══ GIVEN ENTRIES

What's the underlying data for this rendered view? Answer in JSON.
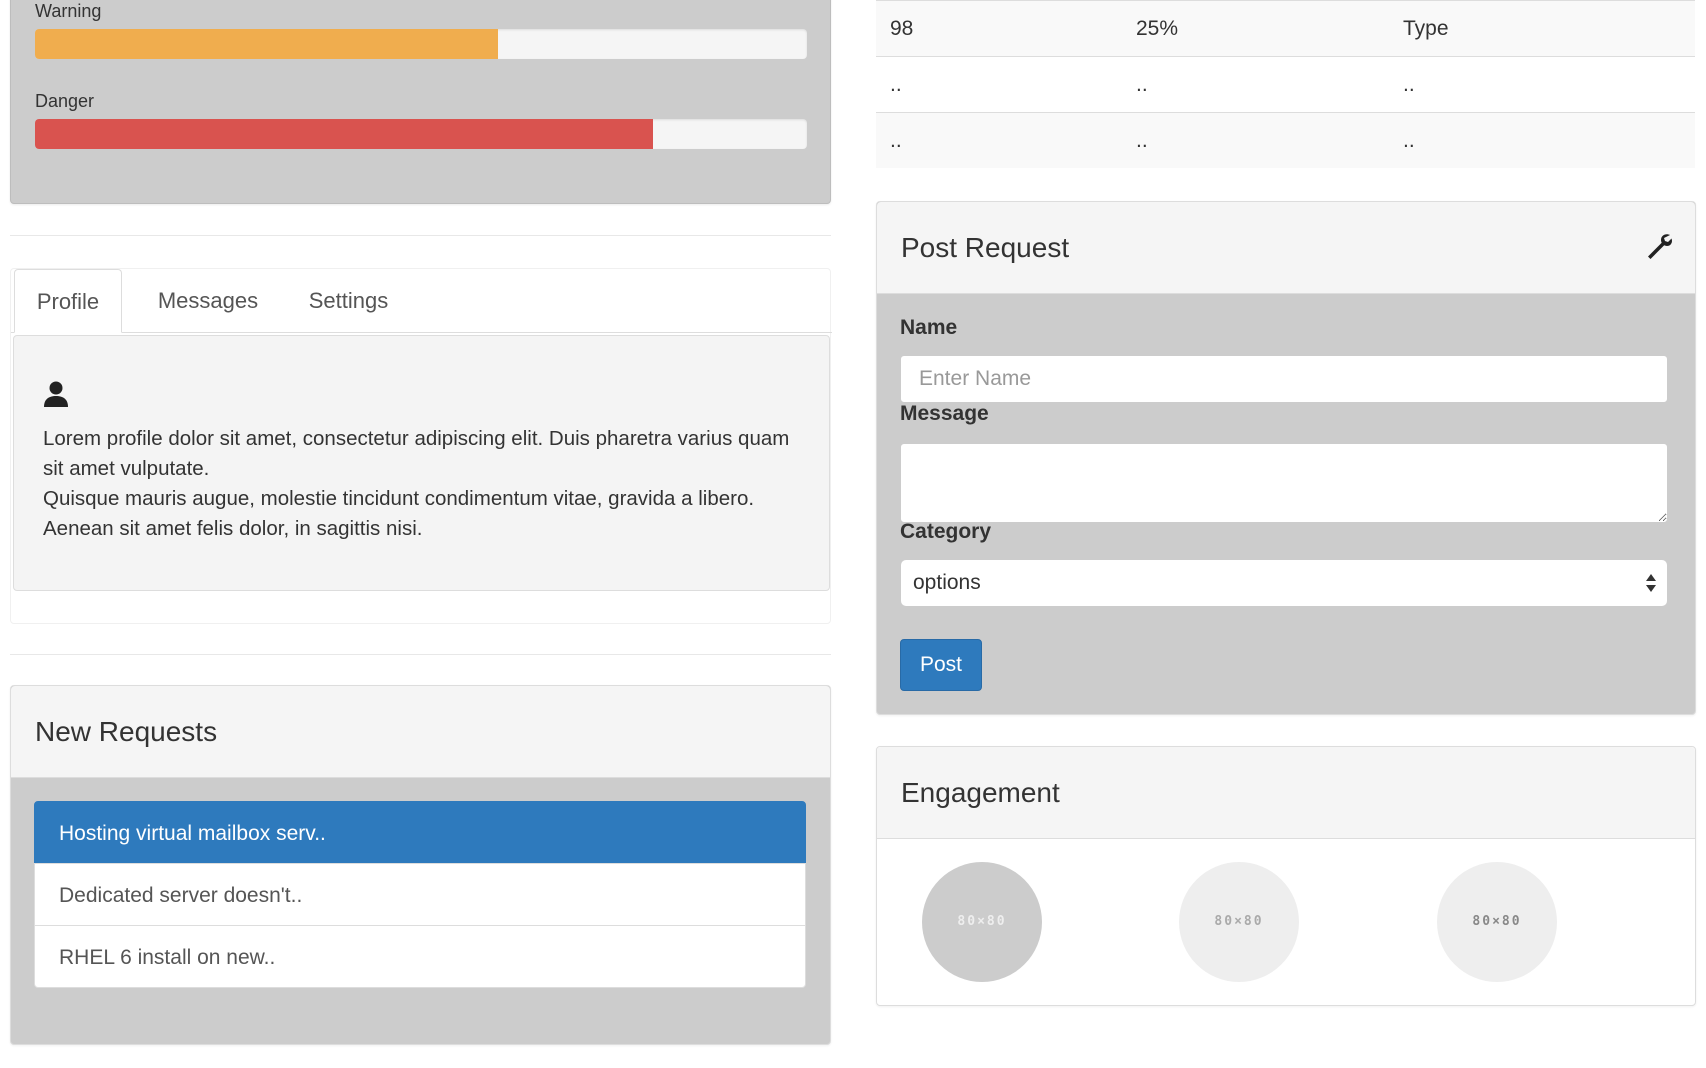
{
  "progress": {
    "warning": {
      "label": "Warning",
      "value_percent": 60,
      "color": "#f0ad4e"
    },
    "danger": {
      "label": "Danger",
      "value_percent": 80,
      "color": "#d9534f"
    }
  },
  "tabs": {
    "items": [
      "Profile",
      "Messages",
      "Settings"
    ],
    "active": "Profile",
    "profile": {
      "icon": "user-icon",
      "line1": "Lorem profile dolor sit amet, consectetur adipiscing elit. Duis pharetra varius quam sit amet vulputate.",
      "line2": "Quisque mauris augue, molestie tincidunt condimentum vitae, gravida a libero. Aenean sit amet felis dolor, in sagittis nisi."
    }
  },
  "new_requests": {
    "title": "New Requests",
    "items": [
      "Hosting virtual mailbox serv..",
      "Dedicated server doesn't..",
      "RHEL 6 install on new.."
    ],
    "active_index": 0,
    "accent": "#2e7abd"
  },
  "table": {
    "rows": [
      [
        "98",
        "25%",
        "Type"
      ],
      [
        "..",
        "..",
        ".."
      ],
      [
        "..",
        "..",
        ".."
      ]
    ]
  },
  "post_request": {
    "title": "Post Request",
    "icon": "wrench-icon",
    "name_label": "Name",
    "name_placeholder": "Enter Name",
    "message_label": "Message",
    "category_label": "Category",
    "category_value": "options",
    "submit_label": "Post"
  },
  "engagement": {
    "title": "Engagement",
    "avatars": [
      {
        "label": "80×80"
      },
      {
        "label": "80×80"
      },
      {
        "label": "80×80"
      }
    ]
  }
}
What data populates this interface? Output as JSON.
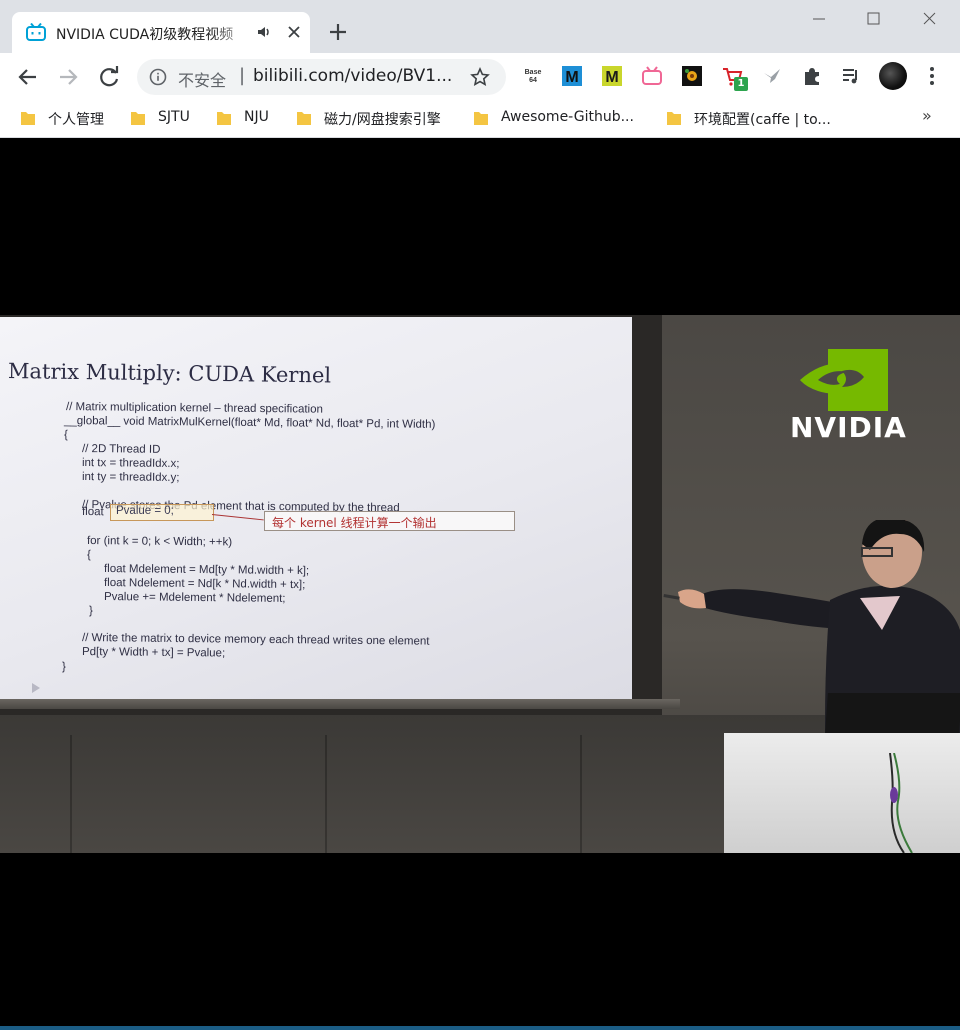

════

**AIM:**
Leave out the pictures, and give all the records again exactly.

**FULL ANSWER:**
What's the underlying data for this rendered view? Answer in JSON.
{
  "progress": {
    "warning": {
      "label": "Warning",
      "value_percent": 60,
      "color": "#f0ad4e"
    },
    "danger": {
      "label": "Danger",
      "value_percent": 80,
      "color": "#d9534f"
    }
  },
  "tabs": {
    "items": [
      "Profile",
      "Messages",
      "Settings"
    ],
    "active": "Profile",
    "profile": {
      "icon": "user-icon",
      "line1": "Lorem profile dolor sit amet, consectetur adipiscing elit. Duis pharetra varius quam sit amet vulputate.",
      "line2": "Quisque mauris augue, molestie tincidunt condimentum vitae, gravida a libero. Aenean sit amet felis dolor, in sagittis nisi."
    }
  },
  "new_requests": {
    "title": "New Requests",
    "items": [
      "Hosting virtual mailbox serv..",
      "Dedicated server doesn't..",
      "RHEL 6 install on new.."
    ],
    "active_index": 0,
    "accent": "#2e7abd"
  },
  "table": {
    "rows": [
      [
        "98",
        "25%",
        "Type"
      ],
      [
        "..",
        "..",
        ".."
      ],
      [
        "..",
        "..",
        ".."
      ]
    ]
  },
  "post_request": {
    "title": "Post Request",
    "icon": "wrench-icon",
    "name_label": "Name",
    "name_placeholder": "Enter Name",
    "message_label": "Message",
    "category_label": "Category",
    "category_value": "options",
    "submit_label": "Post"
  },
  "engagement": {
    "title": "Engagement",
    "avatars": [
      {
        "label": "80×80"
      },
      {
        "label": "80×80"
      },
      {
        "label": "80×80"
      }
    ]
  }
}
What data populates this interface? Output as JSON.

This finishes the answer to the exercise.